/---

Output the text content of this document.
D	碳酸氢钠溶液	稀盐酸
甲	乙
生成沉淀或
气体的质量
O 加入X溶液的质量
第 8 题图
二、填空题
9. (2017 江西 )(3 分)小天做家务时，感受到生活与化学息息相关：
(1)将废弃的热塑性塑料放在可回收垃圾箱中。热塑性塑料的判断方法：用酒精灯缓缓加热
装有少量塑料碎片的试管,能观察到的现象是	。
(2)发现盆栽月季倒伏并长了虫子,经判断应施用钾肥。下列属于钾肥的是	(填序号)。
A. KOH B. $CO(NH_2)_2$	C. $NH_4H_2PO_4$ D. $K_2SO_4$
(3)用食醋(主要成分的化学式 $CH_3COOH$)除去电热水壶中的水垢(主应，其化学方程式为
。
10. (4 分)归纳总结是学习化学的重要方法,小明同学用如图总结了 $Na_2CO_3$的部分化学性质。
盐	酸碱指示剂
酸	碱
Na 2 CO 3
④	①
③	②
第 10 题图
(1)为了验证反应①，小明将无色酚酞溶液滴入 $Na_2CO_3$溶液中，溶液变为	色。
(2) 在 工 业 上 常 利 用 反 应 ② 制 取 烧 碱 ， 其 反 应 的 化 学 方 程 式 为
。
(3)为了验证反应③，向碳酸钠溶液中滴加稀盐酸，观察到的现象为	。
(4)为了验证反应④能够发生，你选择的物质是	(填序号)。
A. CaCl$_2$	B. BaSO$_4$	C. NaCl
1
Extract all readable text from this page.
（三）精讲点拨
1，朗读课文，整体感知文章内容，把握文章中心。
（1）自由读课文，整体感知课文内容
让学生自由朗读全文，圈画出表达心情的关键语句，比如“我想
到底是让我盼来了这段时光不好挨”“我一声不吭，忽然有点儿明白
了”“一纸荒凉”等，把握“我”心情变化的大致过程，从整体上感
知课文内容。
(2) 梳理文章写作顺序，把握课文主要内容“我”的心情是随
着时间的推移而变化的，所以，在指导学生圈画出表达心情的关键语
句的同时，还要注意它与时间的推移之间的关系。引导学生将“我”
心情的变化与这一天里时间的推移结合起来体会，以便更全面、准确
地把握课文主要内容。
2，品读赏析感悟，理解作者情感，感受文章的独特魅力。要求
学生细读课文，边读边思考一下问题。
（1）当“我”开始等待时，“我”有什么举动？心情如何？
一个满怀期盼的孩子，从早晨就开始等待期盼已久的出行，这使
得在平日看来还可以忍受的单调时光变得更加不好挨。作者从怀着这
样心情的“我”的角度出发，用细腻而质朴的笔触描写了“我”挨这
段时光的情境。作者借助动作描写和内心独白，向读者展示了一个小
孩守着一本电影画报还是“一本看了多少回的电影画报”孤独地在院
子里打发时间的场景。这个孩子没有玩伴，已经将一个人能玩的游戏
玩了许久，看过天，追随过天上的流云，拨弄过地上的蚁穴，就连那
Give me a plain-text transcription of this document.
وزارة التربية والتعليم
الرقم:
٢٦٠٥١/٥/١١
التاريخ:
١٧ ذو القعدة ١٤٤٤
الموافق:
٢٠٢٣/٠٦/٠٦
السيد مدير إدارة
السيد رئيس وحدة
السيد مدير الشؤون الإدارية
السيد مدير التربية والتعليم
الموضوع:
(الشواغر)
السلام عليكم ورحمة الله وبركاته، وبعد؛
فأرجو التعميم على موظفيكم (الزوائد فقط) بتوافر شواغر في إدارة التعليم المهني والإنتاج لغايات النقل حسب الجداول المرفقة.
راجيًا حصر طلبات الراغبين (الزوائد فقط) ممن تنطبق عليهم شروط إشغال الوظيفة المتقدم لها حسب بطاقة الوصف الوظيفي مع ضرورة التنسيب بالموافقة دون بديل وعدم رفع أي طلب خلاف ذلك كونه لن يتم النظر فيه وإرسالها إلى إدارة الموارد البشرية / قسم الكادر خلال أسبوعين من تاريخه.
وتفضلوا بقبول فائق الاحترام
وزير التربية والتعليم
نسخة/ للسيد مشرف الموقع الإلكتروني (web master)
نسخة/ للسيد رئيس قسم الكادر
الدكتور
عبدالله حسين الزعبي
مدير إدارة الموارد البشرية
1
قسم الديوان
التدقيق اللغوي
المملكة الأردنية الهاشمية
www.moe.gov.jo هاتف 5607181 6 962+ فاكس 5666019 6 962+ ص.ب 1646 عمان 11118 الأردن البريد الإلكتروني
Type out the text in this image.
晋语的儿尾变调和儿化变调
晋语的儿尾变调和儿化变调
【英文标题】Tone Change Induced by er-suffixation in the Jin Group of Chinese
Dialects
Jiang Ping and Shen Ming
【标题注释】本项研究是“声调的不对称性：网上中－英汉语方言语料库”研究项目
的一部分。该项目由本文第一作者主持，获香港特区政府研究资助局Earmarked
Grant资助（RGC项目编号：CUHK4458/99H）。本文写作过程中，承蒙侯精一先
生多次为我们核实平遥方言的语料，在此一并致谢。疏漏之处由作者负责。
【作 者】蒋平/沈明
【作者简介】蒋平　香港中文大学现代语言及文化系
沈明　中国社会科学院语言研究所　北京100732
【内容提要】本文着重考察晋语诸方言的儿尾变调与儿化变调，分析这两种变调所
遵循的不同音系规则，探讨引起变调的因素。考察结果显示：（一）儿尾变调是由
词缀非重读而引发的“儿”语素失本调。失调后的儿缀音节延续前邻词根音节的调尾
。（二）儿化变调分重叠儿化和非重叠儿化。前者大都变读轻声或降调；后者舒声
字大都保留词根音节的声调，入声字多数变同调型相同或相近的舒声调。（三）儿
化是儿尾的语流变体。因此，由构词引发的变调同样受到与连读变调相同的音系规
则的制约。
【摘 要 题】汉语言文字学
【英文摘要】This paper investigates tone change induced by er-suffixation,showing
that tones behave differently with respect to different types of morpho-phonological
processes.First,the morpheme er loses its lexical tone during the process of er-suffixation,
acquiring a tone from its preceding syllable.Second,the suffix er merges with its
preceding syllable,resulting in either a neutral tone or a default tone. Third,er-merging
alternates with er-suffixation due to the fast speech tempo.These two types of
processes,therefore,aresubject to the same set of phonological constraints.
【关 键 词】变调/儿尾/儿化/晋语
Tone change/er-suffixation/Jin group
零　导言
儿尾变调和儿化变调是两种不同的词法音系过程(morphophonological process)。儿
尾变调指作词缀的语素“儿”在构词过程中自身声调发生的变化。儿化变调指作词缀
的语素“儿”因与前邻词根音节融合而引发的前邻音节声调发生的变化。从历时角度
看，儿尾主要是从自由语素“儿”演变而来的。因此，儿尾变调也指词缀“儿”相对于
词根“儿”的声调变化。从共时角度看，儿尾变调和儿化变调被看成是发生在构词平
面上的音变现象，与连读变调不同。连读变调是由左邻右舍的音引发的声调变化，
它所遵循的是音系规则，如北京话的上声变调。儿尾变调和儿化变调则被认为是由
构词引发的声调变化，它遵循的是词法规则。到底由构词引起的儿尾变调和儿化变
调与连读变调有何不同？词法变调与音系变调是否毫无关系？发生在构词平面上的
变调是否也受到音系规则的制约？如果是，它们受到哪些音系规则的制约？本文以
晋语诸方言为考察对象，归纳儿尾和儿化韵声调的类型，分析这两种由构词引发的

\---

* **Your objective**:
Report each line of the material above where the word "إدارة" appears.

* **Task solution**:
السيد مدير إدارة
فأرجو التعميم على موظفيكم (الزوائد فقط) بتوافر شواغر في إدارة التعليم المهني والإنتاج لغايات النقل حسب الجداول المرفقة.
راجيًا حصر طلبات الراغبين (الزوائد فقط) ممن تنطبق عليهم شروط إشغال الوظيفة المتقدم لها حسب بطاقة الوصف الوظيفي مع ضرورة التنسيب بالموافقة دون بديل وعدم رفع أي طلب خلاف ذلك كونه لن يتم النظر فيه وإرسالها إلى إدارة الموارد البشرية / قسم الكادر خلال أسبوعين من تاريخه.
مدير إدارة الموارد البشرية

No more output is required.